Exercise instructions
Where does the string "alguns" appear? Copy every line of the entries below that holds it.

Rows
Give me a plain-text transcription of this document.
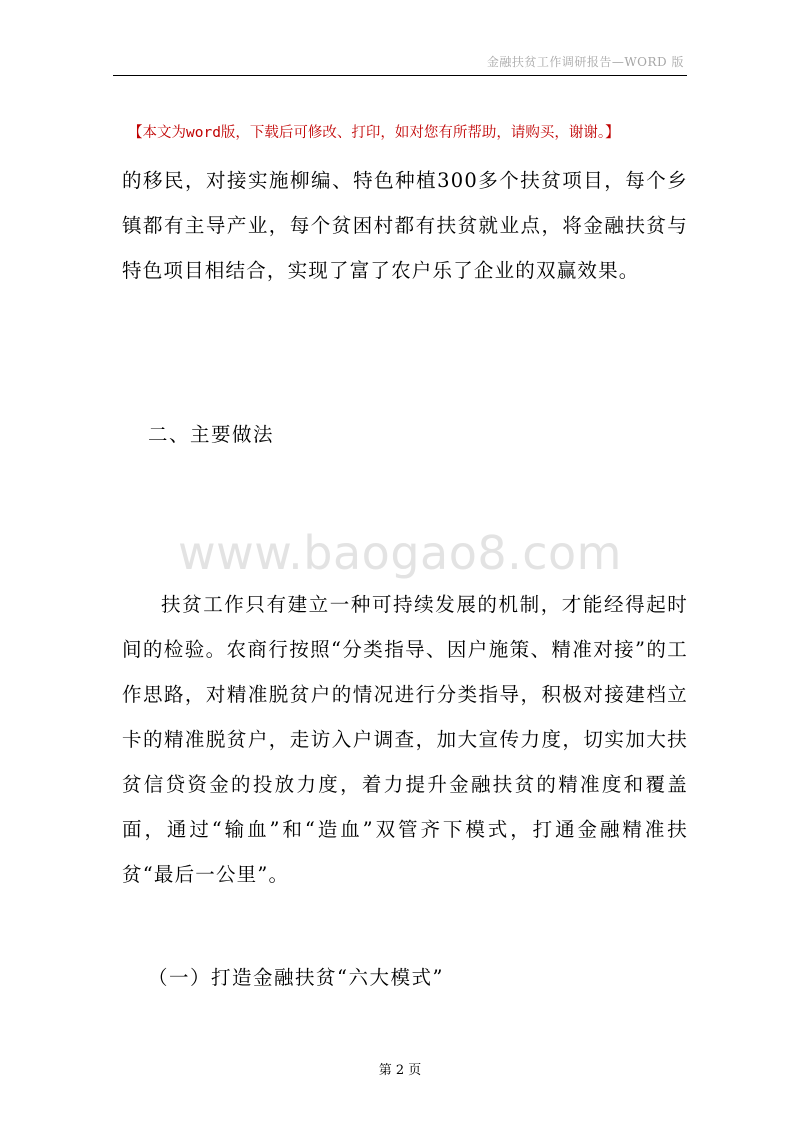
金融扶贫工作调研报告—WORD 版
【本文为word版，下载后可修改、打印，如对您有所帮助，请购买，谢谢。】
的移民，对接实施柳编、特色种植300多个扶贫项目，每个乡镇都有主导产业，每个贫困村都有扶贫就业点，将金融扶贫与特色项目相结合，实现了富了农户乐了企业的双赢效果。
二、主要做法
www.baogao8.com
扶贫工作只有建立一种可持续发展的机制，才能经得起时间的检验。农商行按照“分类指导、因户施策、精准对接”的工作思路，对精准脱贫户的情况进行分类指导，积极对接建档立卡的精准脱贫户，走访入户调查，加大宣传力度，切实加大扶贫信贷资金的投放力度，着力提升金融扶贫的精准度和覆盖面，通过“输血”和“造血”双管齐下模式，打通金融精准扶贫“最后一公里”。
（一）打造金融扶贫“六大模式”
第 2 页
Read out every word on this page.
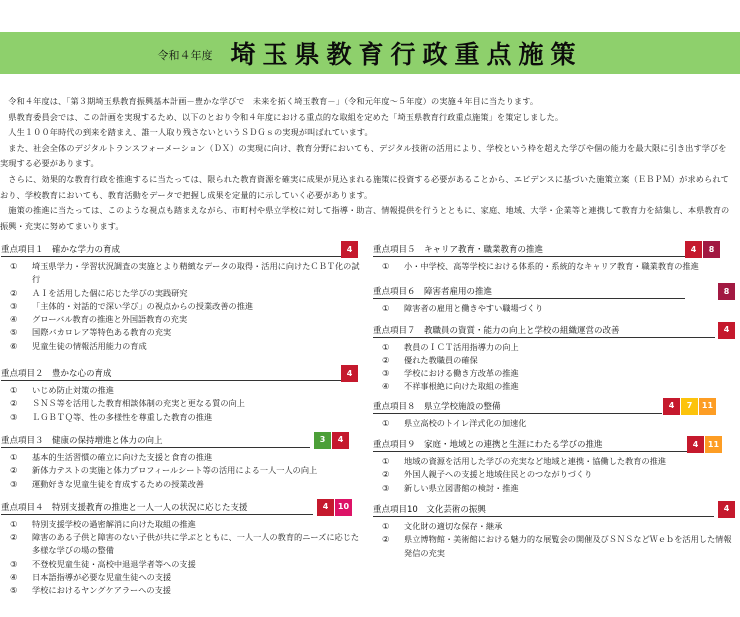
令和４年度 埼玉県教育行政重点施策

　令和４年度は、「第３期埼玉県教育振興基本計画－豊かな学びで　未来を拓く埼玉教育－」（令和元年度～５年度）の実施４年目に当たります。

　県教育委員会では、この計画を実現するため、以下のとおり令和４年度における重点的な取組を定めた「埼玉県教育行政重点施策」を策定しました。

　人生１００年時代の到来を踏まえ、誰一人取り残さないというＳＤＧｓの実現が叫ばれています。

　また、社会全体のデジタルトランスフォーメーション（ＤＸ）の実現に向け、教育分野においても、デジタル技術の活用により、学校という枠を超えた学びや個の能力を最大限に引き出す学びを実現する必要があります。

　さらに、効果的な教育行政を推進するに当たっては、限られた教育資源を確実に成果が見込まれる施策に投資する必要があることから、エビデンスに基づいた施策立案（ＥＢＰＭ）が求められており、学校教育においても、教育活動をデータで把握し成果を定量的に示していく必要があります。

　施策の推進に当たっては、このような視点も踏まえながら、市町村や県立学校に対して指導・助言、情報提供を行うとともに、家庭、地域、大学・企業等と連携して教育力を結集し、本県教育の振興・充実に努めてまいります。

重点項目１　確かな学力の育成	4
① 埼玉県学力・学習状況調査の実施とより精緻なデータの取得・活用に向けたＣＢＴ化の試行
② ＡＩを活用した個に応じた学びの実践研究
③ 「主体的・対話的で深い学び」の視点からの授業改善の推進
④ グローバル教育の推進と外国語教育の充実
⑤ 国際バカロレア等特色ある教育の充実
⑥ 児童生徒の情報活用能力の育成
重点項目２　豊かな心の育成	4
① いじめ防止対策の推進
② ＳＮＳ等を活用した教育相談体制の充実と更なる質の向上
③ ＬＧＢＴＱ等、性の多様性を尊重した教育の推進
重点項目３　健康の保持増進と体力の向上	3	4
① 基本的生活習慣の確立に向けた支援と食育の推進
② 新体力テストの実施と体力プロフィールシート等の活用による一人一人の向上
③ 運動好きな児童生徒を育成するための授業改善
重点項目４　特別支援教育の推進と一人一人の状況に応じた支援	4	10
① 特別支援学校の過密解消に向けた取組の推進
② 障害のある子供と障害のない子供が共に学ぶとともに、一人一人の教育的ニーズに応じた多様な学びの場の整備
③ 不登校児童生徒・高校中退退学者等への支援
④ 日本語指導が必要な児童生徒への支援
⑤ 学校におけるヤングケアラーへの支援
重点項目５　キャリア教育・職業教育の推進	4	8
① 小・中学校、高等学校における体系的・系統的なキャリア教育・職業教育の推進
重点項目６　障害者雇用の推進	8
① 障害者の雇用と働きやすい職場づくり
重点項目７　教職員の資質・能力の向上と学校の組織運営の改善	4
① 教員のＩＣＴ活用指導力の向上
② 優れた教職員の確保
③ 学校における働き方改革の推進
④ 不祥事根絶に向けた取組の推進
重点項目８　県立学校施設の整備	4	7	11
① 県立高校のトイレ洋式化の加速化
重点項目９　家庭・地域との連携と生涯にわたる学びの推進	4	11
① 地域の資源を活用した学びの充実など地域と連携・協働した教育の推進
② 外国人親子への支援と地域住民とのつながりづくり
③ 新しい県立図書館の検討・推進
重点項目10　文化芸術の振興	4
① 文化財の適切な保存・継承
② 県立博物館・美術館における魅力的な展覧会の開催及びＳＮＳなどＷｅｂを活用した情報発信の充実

* * *

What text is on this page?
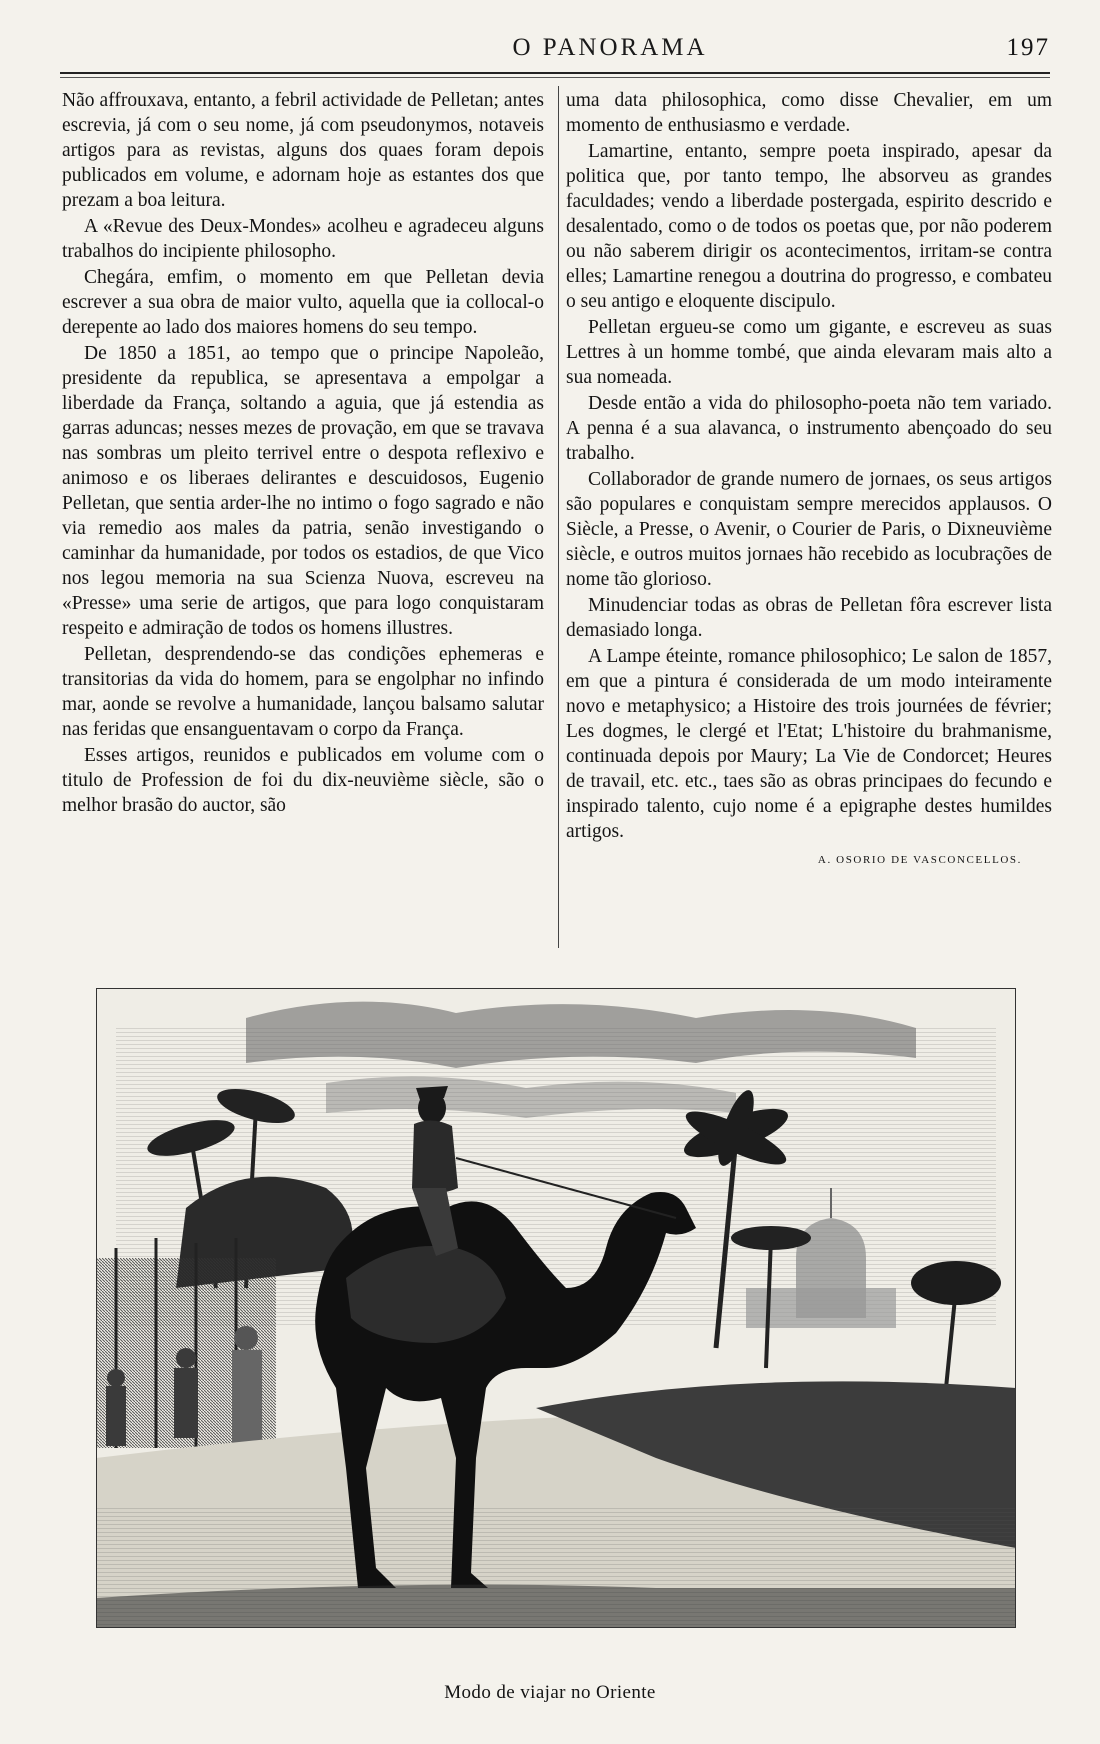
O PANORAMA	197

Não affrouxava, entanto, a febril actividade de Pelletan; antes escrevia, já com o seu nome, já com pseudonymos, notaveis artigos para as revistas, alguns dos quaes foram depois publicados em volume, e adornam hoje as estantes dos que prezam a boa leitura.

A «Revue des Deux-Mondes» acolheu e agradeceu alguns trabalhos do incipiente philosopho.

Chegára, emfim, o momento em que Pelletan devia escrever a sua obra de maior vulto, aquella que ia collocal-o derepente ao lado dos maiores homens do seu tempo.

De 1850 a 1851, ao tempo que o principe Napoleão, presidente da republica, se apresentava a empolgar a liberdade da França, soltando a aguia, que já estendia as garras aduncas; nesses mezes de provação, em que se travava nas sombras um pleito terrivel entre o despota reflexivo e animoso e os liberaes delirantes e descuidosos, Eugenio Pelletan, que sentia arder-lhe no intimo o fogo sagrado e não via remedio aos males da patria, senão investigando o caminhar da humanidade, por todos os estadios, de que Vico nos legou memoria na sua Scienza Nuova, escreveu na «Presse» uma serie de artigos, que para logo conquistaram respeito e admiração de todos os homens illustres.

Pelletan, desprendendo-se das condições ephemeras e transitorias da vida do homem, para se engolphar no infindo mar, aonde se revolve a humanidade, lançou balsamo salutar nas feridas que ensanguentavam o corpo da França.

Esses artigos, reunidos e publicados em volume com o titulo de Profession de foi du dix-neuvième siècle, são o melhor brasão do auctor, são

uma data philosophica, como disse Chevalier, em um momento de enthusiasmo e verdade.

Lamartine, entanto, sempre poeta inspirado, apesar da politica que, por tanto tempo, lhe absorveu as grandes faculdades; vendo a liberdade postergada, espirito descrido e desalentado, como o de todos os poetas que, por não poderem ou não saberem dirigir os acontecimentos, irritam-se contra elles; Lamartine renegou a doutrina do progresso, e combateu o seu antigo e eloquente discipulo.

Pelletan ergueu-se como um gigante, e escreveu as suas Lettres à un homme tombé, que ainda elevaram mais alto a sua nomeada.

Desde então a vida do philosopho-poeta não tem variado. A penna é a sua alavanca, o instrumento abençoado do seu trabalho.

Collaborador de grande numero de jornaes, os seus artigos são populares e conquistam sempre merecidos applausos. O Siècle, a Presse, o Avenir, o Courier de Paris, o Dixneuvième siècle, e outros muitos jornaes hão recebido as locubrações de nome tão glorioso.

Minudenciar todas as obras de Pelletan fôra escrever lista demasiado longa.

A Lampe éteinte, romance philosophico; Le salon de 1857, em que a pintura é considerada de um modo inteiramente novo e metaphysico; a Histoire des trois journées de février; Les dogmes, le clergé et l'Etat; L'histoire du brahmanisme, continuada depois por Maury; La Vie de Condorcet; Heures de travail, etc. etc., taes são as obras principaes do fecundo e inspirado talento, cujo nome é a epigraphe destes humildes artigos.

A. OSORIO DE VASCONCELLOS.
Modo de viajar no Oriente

Complete response
Não affrouxava, entanto, a febril actividade de Pelletan; antes escrevia, já com o seu nome, já com pseudonymos, notaveis artigos para as revistas, alguns dos quaes foram depois publicados em volume, e adornam hoje as estantes dos que prezam a boa leitura.
A «Revue des Deux-Mondes» acolheu e agradeceu alguns trabalhos do incipiente philosopho.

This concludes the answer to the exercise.